● **The request**: Leave out the pictures and repeat the rest of the material exactly.
▬▬▬▬▬▬▬▬▬▬
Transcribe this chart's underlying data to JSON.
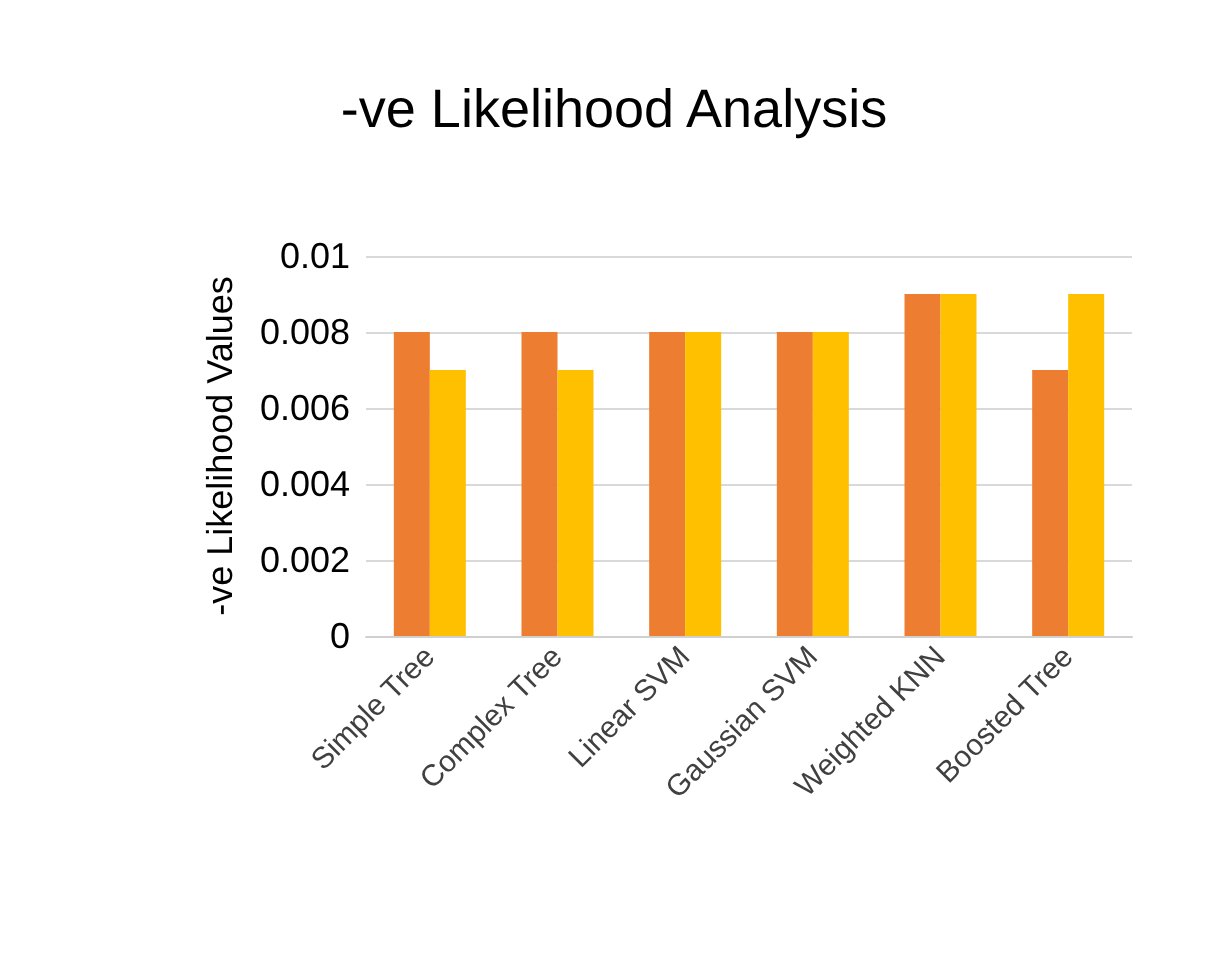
{
  "chart_data": {
    "type": "bar",
    "title": "-ve Likelihood Analysis",
    "ylabel": "-ve Likelihood Values",
    "categories": [
      "Simple Tree",
      "Complex Tree",
      "Linear SVM",
      "Gaussian SVM",
      "Weighted KNN",
      "Boosted Tree"
    ],
    "series": [
      {
        "color": "#ed7d31",
        "values": [
          0.008,
          0.008,
          0.008,
          0.008,
          0.009,
          0.007
        ]
      },
      {
        "color": "#ffc000",
        "values": [
          0.007,
          0.007,
          0.008,
          0.008,
          0.009,
          0.009
        ]
      }
    ],
    "ylim": [
      0,
      0.01
    ],
    "yticks": [
      0,
      0.002,
      0.004,
      0.006,
      0.008,
      0.01
    ],
    "grid": "y"
  }
}
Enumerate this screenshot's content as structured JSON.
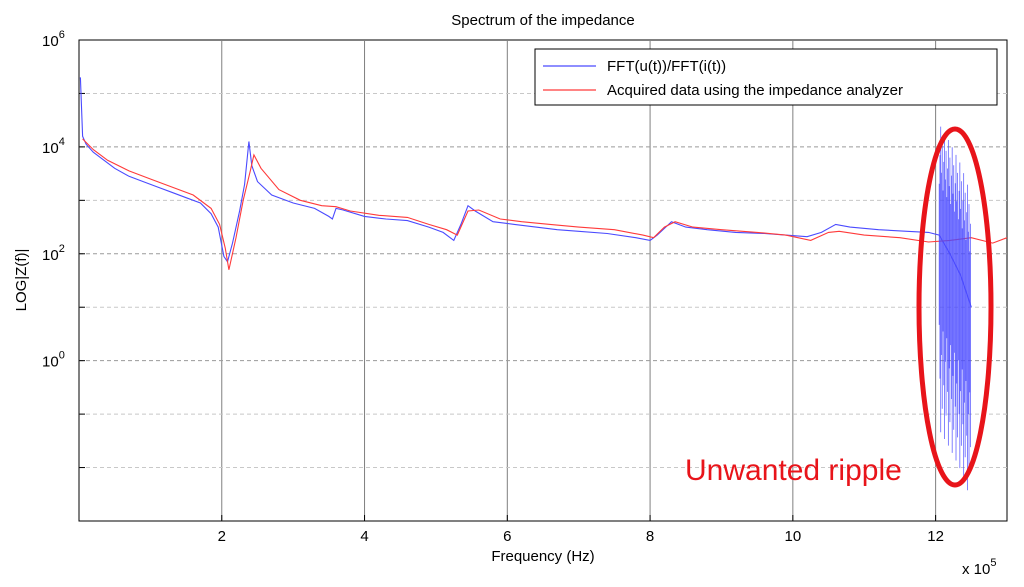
▬▬▬▬▬▬▬▬▬▬
● **Exercise result**:
Transcribe this chart's underlying data to JSON.
{
  "chart_data": {
    "type": "bar",
    "title": "-ve Likelihood Analysis",
    "ylabel": "-ve Likelihood Values",
    "categories": [
      "Simple Tree",
      "Complex Tree",
      "Linear SVM",
      "Gaussian SVM",
      "Weighted KNN",
      "Boosted Tree"
    ],
    "series": [
      {
        "color": "#ed7d31",
        "values": [
          0.008,
          0.008,
          0.008,
          0.008,
          0.009,
          0.007
        ]
      },
      {
        "color": "#ffc000",
        "values": [
          0.007,
          0.007,
          0.008,
          0.008,
          0.009,
          0.009
        ]
      }
    ],
    "ylim": [
      0,
      0.01
    ],
    "yticks": [
      0,
      0.002,
      0.004,
      0.006,
      0.008,
      0.01
    ],
    "grid": "y"
  }
}
Enumerate this screenshot's content as structured JSON.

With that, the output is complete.